> Task instructions:
Select the lines below containing the word "European".
━━━ Data provided
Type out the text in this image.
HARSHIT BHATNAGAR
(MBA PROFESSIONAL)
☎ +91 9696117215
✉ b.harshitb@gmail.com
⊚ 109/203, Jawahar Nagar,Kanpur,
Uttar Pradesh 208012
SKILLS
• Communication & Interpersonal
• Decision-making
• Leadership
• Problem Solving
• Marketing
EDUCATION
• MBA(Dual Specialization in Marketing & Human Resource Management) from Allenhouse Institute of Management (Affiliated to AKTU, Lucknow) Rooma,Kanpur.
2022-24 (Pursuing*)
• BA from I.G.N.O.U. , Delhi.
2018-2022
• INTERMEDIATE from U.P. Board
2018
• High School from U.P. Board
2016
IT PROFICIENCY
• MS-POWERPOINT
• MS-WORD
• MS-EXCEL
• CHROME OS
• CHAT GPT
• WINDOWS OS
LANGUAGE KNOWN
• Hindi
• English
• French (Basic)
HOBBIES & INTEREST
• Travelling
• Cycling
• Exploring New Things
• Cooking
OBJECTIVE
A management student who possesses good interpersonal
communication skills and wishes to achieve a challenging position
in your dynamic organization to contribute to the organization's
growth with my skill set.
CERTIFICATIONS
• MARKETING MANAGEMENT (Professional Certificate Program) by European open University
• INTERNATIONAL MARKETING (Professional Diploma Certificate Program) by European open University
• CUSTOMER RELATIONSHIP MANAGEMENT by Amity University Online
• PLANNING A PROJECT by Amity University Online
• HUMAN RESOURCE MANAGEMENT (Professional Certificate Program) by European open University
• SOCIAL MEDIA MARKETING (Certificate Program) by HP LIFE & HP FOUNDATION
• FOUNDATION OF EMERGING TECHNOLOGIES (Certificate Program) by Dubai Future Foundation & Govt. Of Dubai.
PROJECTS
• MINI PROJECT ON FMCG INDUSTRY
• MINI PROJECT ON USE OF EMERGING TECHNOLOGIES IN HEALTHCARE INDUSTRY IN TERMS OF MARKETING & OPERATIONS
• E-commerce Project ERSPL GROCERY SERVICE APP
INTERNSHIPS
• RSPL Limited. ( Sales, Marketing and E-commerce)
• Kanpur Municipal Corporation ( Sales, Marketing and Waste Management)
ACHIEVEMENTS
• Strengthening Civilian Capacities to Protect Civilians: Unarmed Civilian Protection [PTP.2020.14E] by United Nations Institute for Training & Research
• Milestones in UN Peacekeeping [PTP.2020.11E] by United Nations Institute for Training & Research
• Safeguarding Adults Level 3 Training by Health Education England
━━━━━━
> Output for this task:
• MARKETING MANAGEMENT (Professional Certificate Program) by European open University
• INTERNATIONAL MARKETING (Professional Diploma Certificate Program) by European open University
• HUMAN RESOURCE MANAGEMENT (Professional Certificate Program) by European open University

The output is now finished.